Stored items
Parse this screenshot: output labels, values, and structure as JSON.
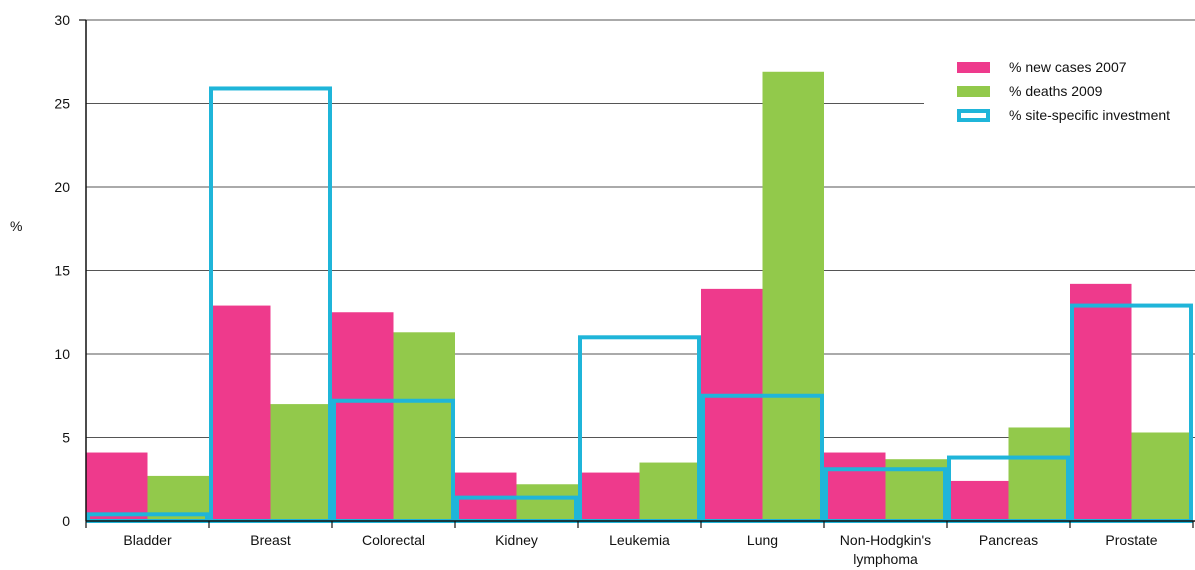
{
  "chart_data": {
    "type": "bar",
    "ylabel": "%",
    "ylim": [
      0,
      30
    ],
    "yticks": [
      0,
      5,
      10,
      15,
      20,
      25,
      30
    ],
    "grid": true,
    "legend_position": "top-right",
    "categories": [
      "Bladder",
      "Breast",
      "Colorectal",
      "Kidney",
      "Leukemia",
      "Lung",
      "Non-Hodgkin's lymphoma",
      "Pancreas",
      "Prostate"
    ],
    "category_lines": [
      [
        "Bladder"
      ],
      [
        "Breast"
      ],
      [
        "Colorectal"
      ],
      [
        "Kidney"
      ],
      [
        "Leukemia"
      ],
      [
        "Lung"
      ],
      [
        "Non-Hodgkin's",
        "lymphoma"
      ],
      [
        "Pancreas"
      ],
      [
        "Prostate"
      ]
    ],
    "series": [
      {
        "name": "% new cases 2007",
        "style": "bar",
        "color": "#ee3a8c",
        "values": [
          4.1,
          12.9,
          12.5,
          2.9,
          2.9,
          13.9,
          4.1,
          2.4,
          14.2
        ]
      },
      {
        "name": "% deaths 2009",
        "style": "bar",
        "color": "#92c94b",
        "values": [
          2.7,
          7.0,
          11.3,
          2.2,
          3.5,
          26.9,
          3.7,
          5.6,
          5.3
        ]
      },
      {
        "name": "% site-specific investment",
        "style": "outline",
        "color": "#1fb5d9",
        "values": [
          0.4,
          25.9,
          7.2,
          1.4,
          11.0,
          7.5,
          3.1,
          3.8,
          12.9
        ]
      }
    ]
  }
}
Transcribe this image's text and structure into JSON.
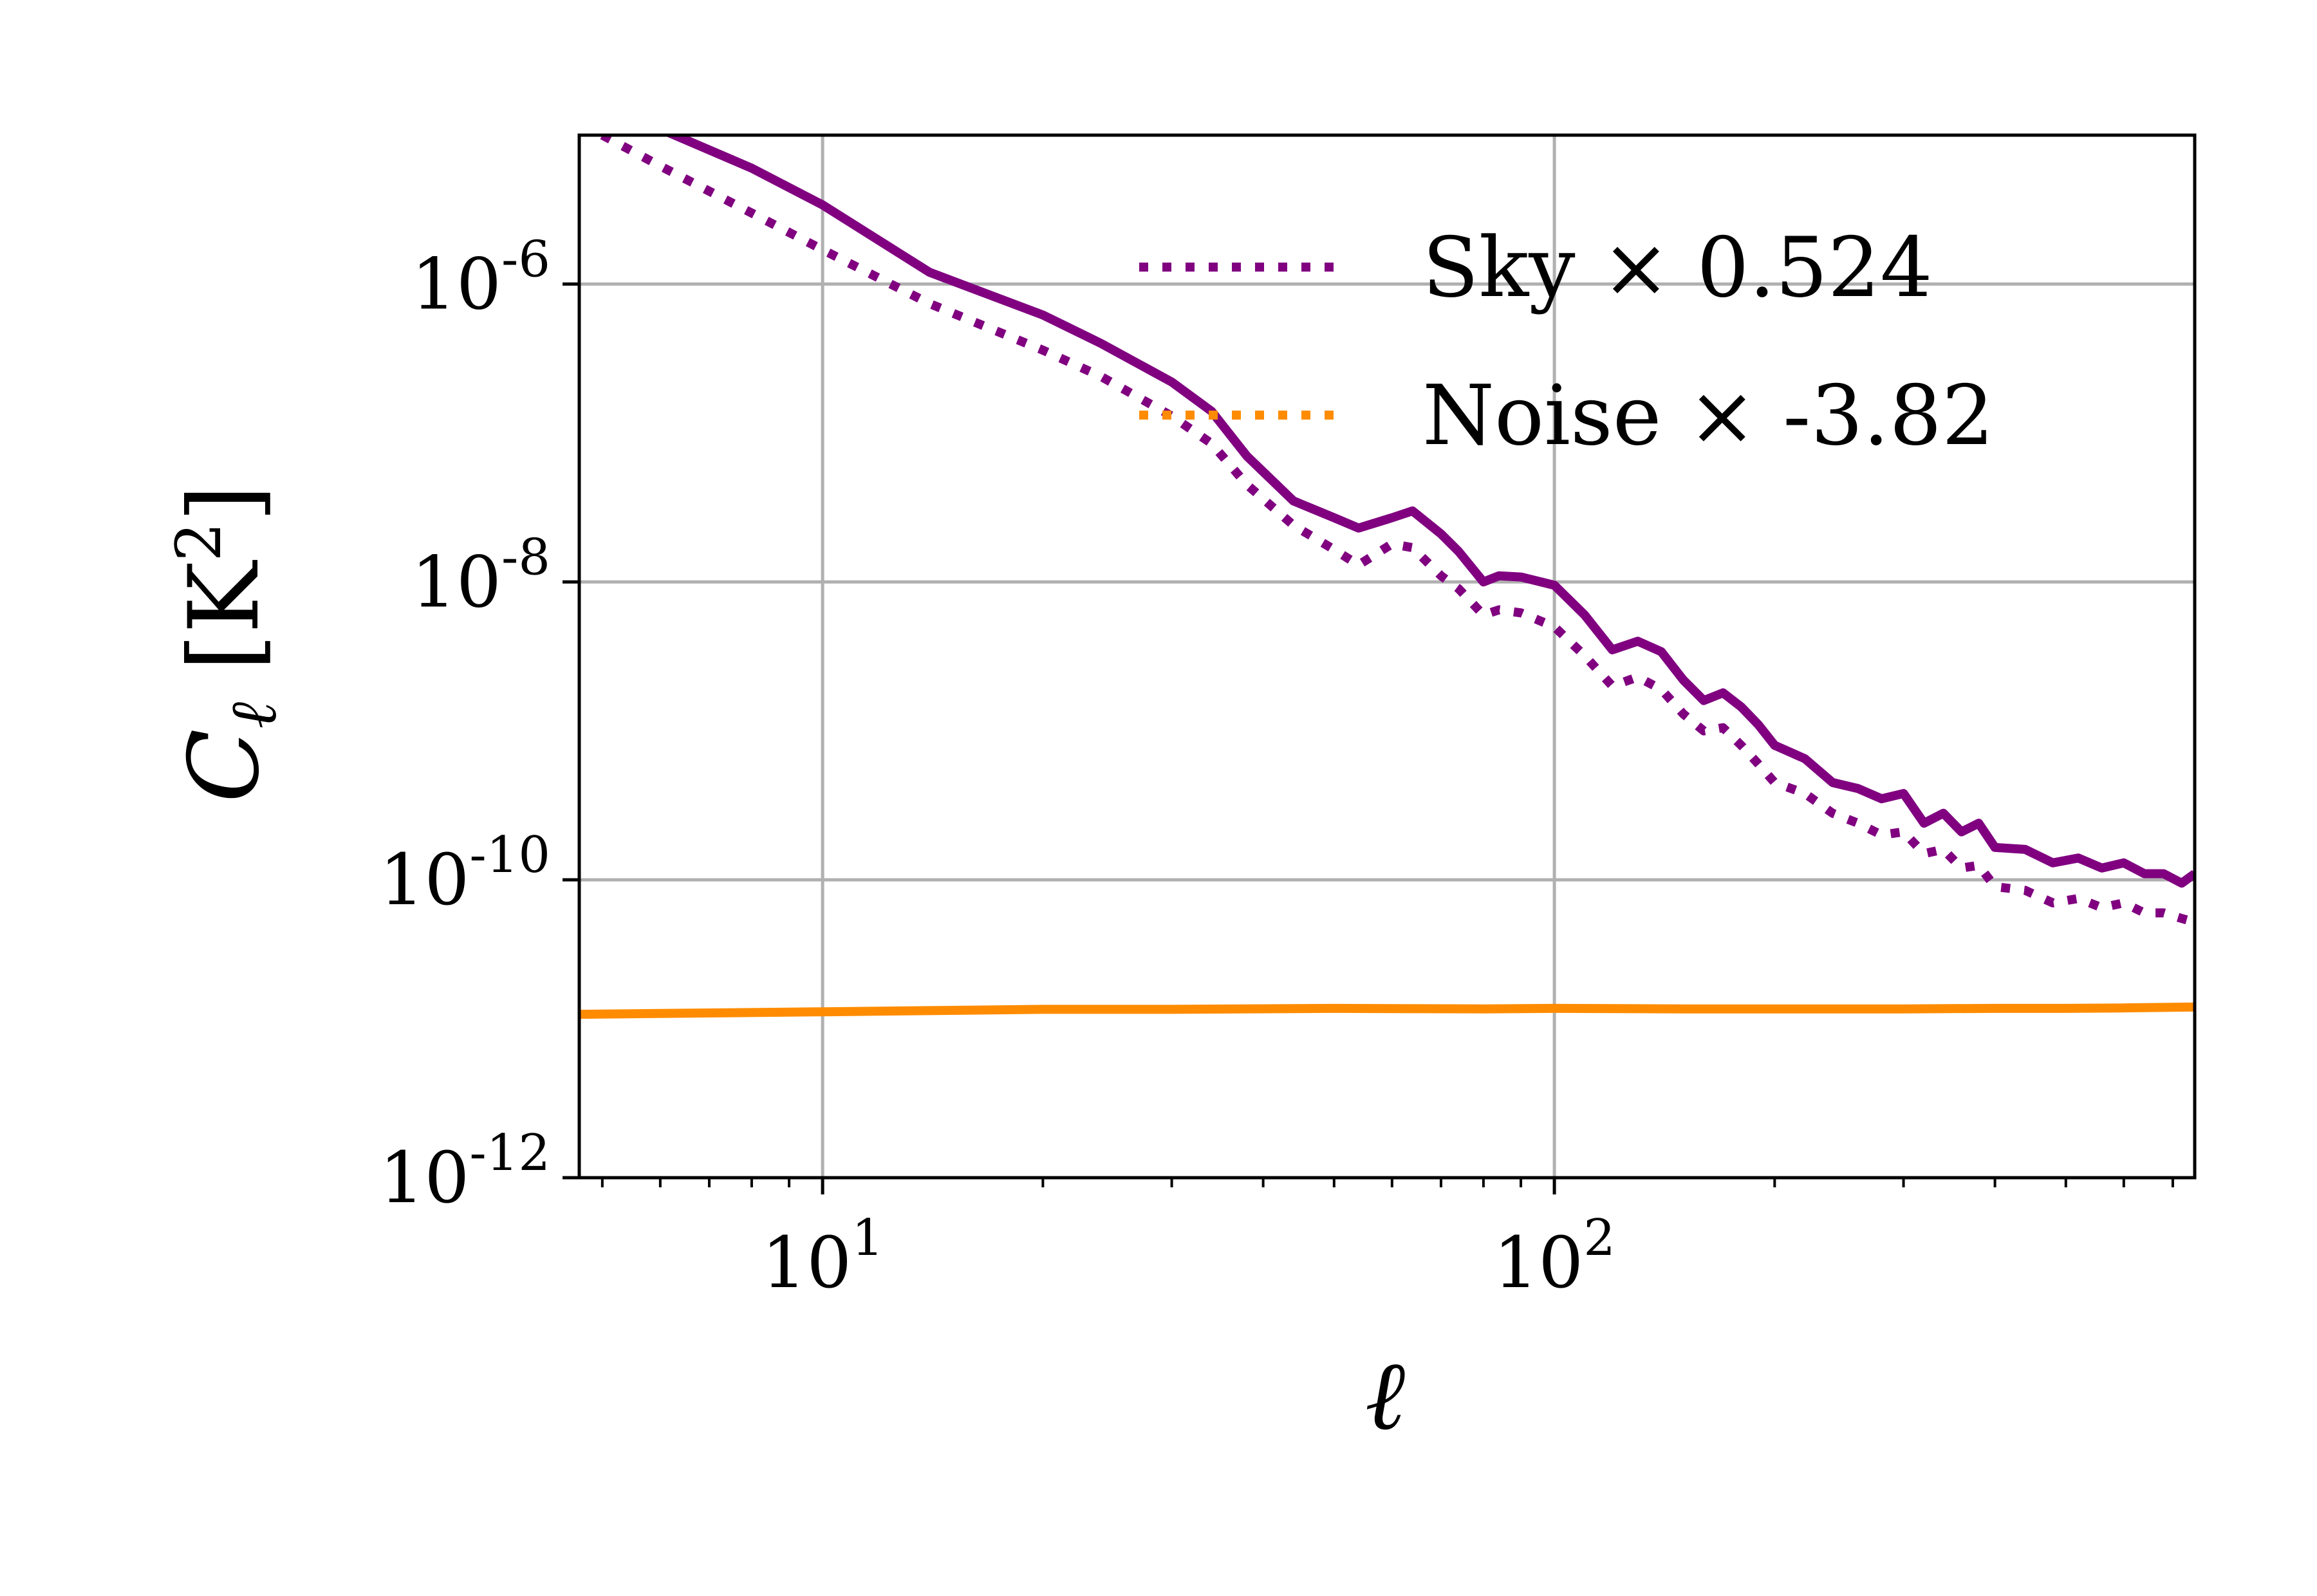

## EXERCISE OBJECTIVE
Repeat each entry exactly as given; no pictures belong in the copy.

## TASK ANSWER
Parse this screenshot: output labels, values, and structure as JSON.
{
  "chart_data": {
    "type": "bar",
    "ylabel": "%",
    "ylim": [
      0,
      30
    ],
    "yticks": [
      0,
      5,
      10,
      15,
      20,
      25,
      30
    ],
    "grid": true,
    "legend_position": "top-right",
    "categories": [
      "Bladder",
      "Breast",
      "Colorectal",
      "Kidney",
      "Leukemia",
      "Lung",
      "Non-Hodgkin's lymphoma",
      "Pancreas",
      "Prostate"
    ],
    "category_lines": [
      [
        "Bladder"
      ],
      [
        "Breast"
      ],
      [
        "Colorectal"
      ],
      [
        "Kidney"
      ],
      [
        "Leukemia"
      ],
      [
        "Lung"
      ],
      [
        "Non-Hodgkin's",
        "lymphoma"
      ],
      [
        "Pancreas"
      ],
      [
        "Prostate"
      ]
    ],
    "series": [
      {
        "name": "% new cases 2007",
        "style": "bar",
        "color": "#ee3a8c",
        "values": [
          4.1,
          12.9,
          12.5,
          2.9,
          2.9,
          13.9,
          4.1,
          2.4,
          14.2
        ]
      },
      {
        "name": "% deaths 2009",
        "style": "bar",
        "color": "#92c94b",
        "values": [
          2.7,
          7.0,
          11.3,
          2.2,
          3.5,
          26.9,
          3.7,
          5.6,
          5.3
        ]
      },
      {
        "name": "% site-specific investment",
        "style": "outline",
        "color": "#1fb5d9",
        "values": [
          0.4,
          25.9,
          7.2,
          1.4,
          11.0,
          7.5,
          3.1,
          3.8,
          12.9
        ]
      }
    ]
  }
}
Transcribe this image's text and structure into JSON.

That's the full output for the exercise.